» **WHAT YOU HAVE TO DO**
Report how many lines contain "text", with no other words.

(Stored entries)
** begin **
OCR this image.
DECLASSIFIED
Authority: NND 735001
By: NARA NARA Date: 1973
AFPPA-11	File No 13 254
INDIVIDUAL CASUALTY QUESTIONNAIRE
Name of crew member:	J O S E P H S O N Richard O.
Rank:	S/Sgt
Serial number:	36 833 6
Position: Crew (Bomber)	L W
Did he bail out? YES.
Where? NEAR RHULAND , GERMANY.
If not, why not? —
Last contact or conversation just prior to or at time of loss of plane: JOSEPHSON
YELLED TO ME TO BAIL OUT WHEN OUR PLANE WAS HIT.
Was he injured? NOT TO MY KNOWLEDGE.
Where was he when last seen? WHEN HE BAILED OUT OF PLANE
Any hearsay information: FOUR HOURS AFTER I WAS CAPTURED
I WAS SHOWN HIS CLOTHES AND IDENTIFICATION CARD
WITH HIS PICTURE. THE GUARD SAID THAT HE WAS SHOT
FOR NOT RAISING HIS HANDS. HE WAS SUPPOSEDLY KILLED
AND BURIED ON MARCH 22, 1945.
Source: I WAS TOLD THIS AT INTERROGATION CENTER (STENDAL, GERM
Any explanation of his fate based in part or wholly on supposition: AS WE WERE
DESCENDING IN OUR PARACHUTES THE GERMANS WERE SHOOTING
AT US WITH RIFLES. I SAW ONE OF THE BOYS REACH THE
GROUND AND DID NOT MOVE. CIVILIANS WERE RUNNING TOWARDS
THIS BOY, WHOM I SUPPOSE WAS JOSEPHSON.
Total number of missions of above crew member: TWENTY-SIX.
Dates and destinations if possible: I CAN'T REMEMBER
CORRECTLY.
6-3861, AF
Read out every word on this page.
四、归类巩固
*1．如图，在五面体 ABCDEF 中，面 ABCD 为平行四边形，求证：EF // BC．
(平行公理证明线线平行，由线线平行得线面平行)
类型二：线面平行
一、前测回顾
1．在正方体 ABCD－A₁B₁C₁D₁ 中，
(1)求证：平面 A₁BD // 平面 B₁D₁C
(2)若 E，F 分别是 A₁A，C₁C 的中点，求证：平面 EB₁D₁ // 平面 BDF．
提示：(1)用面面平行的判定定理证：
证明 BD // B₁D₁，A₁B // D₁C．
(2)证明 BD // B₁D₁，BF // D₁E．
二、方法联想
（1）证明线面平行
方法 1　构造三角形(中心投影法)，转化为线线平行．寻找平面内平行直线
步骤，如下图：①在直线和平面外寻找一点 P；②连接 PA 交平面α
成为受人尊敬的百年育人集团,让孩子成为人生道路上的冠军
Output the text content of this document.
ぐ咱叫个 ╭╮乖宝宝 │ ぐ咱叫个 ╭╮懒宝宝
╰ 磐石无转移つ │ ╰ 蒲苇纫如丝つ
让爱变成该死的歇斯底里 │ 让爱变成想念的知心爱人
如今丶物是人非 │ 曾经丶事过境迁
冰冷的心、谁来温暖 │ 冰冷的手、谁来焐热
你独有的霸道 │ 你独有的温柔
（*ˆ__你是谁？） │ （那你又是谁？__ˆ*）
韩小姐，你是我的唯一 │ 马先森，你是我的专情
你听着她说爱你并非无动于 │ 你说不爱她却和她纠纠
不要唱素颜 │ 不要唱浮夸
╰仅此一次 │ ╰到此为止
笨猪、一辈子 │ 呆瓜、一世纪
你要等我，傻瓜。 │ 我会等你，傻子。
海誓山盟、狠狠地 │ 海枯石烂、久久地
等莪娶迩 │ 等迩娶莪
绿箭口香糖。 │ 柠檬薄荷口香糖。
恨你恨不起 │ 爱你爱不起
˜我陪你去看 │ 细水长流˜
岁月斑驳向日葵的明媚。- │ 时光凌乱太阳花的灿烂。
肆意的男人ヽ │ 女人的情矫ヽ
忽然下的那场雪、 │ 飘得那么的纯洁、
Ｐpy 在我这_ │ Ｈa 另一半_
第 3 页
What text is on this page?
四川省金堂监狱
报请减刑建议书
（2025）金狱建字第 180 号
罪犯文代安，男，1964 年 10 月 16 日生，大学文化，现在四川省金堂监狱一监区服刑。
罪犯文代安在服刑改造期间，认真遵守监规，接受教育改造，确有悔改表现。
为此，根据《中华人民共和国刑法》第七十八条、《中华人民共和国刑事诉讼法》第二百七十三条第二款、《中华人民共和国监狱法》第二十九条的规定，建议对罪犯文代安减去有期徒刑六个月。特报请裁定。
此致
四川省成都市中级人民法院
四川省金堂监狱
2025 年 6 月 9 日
** end **
» **TASK OUTPUT**
2